> **YOUR TASK**:
Filter this material down to the lines that hold "Weighted", copying each one.

"""

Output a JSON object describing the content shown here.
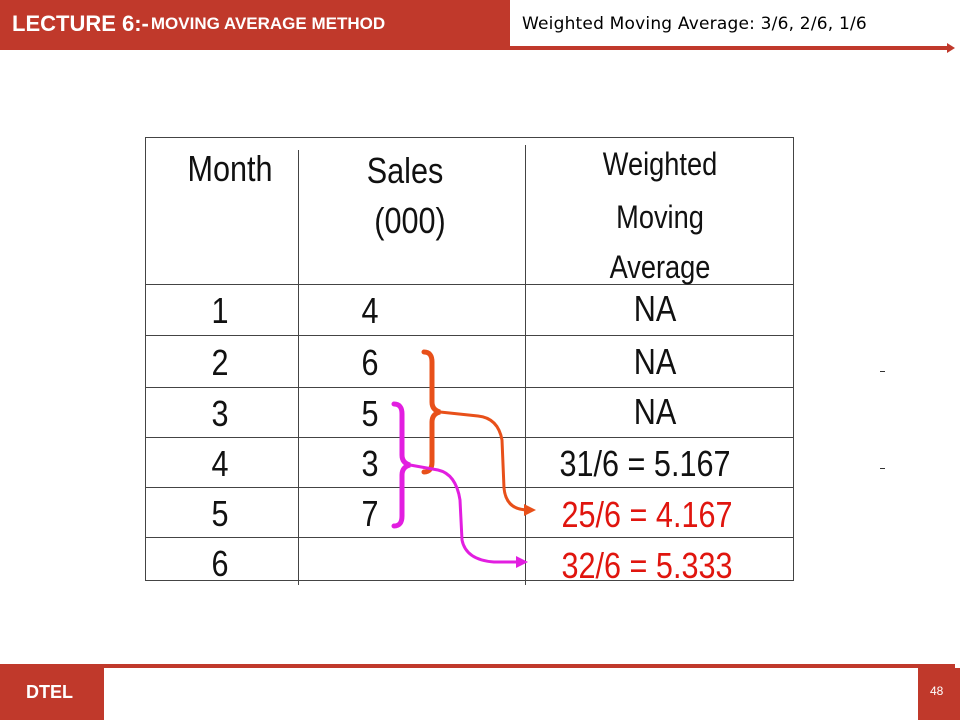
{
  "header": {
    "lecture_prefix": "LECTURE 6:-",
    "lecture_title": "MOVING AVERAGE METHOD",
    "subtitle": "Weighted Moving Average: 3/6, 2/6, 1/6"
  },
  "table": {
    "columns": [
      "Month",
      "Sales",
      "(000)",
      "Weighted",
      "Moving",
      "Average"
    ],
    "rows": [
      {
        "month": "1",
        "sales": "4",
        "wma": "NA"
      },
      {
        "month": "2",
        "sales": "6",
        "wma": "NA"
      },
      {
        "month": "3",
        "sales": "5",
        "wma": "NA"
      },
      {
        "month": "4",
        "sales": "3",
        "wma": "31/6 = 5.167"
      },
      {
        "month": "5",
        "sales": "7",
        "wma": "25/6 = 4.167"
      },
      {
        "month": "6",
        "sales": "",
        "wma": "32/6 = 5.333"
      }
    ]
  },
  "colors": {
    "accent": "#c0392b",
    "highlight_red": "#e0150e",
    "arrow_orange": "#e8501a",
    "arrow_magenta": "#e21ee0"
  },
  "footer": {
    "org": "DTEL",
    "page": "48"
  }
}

"""

> **PROBLEM SOLUTION**:
    "subtitle": "Weighted Moving Average: 3/6, 2/6, 1/6"
      "Weighted",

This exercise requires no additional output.